### Given exercise:
Write out each entry again. Keep every word exactly as it is.

● ● ●

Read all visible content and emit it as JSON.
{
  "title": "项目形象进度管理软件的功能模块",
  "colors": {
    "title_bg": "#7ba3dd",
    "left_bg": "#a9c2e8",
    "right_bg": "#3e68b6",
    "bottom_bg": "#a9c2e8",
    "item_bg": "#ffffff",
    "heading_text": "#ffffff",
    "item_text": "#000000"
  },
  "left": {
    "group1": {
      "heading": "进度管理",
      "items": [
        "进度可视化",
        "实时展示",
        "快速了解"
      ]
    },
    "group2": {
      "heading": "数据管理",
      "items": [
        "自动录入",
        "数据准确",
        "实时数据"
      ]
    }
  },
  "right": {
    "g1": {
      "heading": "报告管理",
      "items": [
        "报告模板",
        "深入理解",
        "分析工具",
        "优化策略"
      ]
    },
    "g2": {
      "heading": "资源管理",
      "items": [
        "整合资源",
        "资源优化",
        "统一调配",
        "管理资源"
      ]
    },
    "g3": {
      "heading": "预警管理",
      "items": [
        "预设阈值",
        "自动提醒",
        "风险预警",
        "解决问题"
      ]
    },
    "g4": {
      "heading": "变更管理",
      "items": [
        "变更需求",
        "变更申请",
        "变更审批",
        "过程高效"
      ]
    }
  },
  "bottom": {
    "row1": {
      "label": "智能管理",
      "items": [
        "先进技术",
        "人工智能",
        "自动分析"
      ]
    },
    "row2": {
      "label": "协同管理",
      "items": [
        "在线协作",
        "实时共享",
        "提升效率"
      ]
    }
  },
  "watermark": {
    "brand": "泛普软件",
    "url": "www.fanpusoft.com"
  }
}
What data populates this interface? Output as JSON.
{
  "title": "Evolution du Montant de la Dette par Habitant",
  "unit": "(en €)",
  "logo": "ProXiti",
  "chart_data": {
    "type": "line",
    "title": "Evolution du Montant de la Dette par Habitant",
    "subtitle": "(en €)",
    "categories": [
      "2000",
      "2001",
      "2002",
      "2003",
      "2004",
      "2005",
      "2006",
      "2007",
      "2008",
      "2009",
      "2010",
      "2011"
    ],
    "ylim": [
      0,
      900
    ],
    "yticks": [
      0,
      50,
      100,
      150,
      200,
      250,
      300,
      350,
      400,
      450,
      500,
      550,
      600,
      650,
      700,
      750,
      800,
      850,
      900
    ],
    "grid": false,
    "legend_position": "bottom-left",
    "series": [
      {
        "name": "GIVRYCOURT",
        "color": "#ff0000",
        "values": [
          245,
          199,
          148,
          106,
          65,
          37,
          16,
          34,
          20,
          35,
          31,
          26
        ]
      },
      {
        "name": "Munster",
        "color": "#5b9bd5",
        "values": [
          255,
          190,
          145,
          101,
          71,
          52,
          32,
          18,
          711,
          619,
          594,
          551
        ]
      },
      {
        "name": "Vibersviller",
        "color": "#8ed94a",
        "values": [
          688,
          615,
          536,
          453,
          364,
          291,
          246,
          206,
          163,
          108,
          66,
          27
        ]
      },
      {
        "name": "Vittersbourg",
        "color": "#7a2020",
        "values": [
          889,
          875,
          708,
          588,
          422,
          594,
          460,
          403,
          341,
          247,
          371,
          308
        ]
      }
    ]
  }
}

● ● ●

### Written solution:
Read all visible content and emit it as JSON.
{
  "title": "项目形象进度管理软件的功能模块",
  "colors": {
    "title_bg": "#7ba3dd",
    "left_bg": "#a9c2e8",
    "right_bg": "#3e68b6",
    "bottom_bg": "#a9c2e8",
    "item_bg": "#ffffff",
    "heading_text": "#ffffff",
    "item_text": "#000000"
  },
  "left": {
    "group1": {
      "heading": "进度管理",
      "items": [
        "进度可视化",
        "实时展示",
        "快速了解"
      ]
    },
    "group2": {
      "heading": "数据管理",
      "items": [
        "自动录入",
        "数据准确",
        "实时数据"
      ]
    }
  },
  "right": {
    "g1": {
      "heading": "报告管理",
      "items": [
        "报告模板",
        "深入理解",
        "分析工具",
        "优化策略"
      ]
    },
    "g2": {
      "heading": "资源管理",
      "items": [
        "整合资源",
        "资源优化",
        "统一调配",
        "管理资源"
      ]
    },
    "g3": {
      "heading": "预警管理",
      "items": [
        "预设阈值",
        "自动提醒",
        "风险预警",
        "解决问题"
      ]
    },
    "g4": {
      "heading": "变更管理",
      "items": [
        "变更需求",
        "变更申请",
        "变更审批",
        "过程高效"
      ]
    }
  },
  "bottom": {
    "row1": {
      "label": "智能管理",
      "items": [
        "先进技术",
        "人工智能",
        "自动分析"
      ]
    },
    "row2": {
      "label": "协同管理",
      "items": [
        "在线协作",
        "实时共享",
        "提升效率"
      ]
    }
  },
  "watermark": {
    "brand": "泛普软件",
    "url": "www.fanpusoft.com"
  }
}
What data populates this interface? Output as JSON.
{
  "title": "Evolution du Montant de la Dette par Habitant",
  "unit": "(en €)",
  "logo": "ProXiti",
  "chart_data": {
    "type": "line",
    "title": "Evolution du Montant de la Dette par Habitant",
    "subtitle": "(en €)",
    "categories": [
      "2000",
      "2001",
      "2002",
      "2003",
      "2004",
      "2005",
      "2006",
      "2007",
      "2008",
      "2009",
      "2010",
      "2011"
    ],
    "ylim": [
      0,
      900
    ],
    "yticks": [
      0,
      50,
      100,
      150,
      200,
      250,
      300,
      350,
      400,
      450,
      500,
      550,
      600,
      650,
      700,
      750,
      800,
      850,
      900
    ],
    "grid": false,
    "legend_position": "bottom-left",
    "series": [
      {
        "name": "GIVRYCOURT",
        "color": "#ff0000",
        "values": [
          245,
          199,
          148,
          106,
          65,
          37,
          16,
          34,
          20,
          35,
          31,
          26
        ]
      },
      {
        "name": "Munster",
        "color": "#5b9bd5",
        "values": [
          255,
          190,
          145,
          101,
          71,
          52,
          32,
          18,
          711,
          619,
          594,
          551
        ]
      },
      {
        "name": "Vibersviller",
        "color": "#8ed94a",
        "values": [
          688,
          615,
          536,
          453,
          364,
          291,
          246,
          206,
          163,
          108,
          66,
          27
        ]
      },
      {
        "name": "Vittersbourg",
        "color": "#7a2020",
        "values": [
          889,
          875,
          708,
          588,
          422,
          594,
          460,
          403,
          341,
          247,
          371,
          308
        ]
      }
    ]
  }
}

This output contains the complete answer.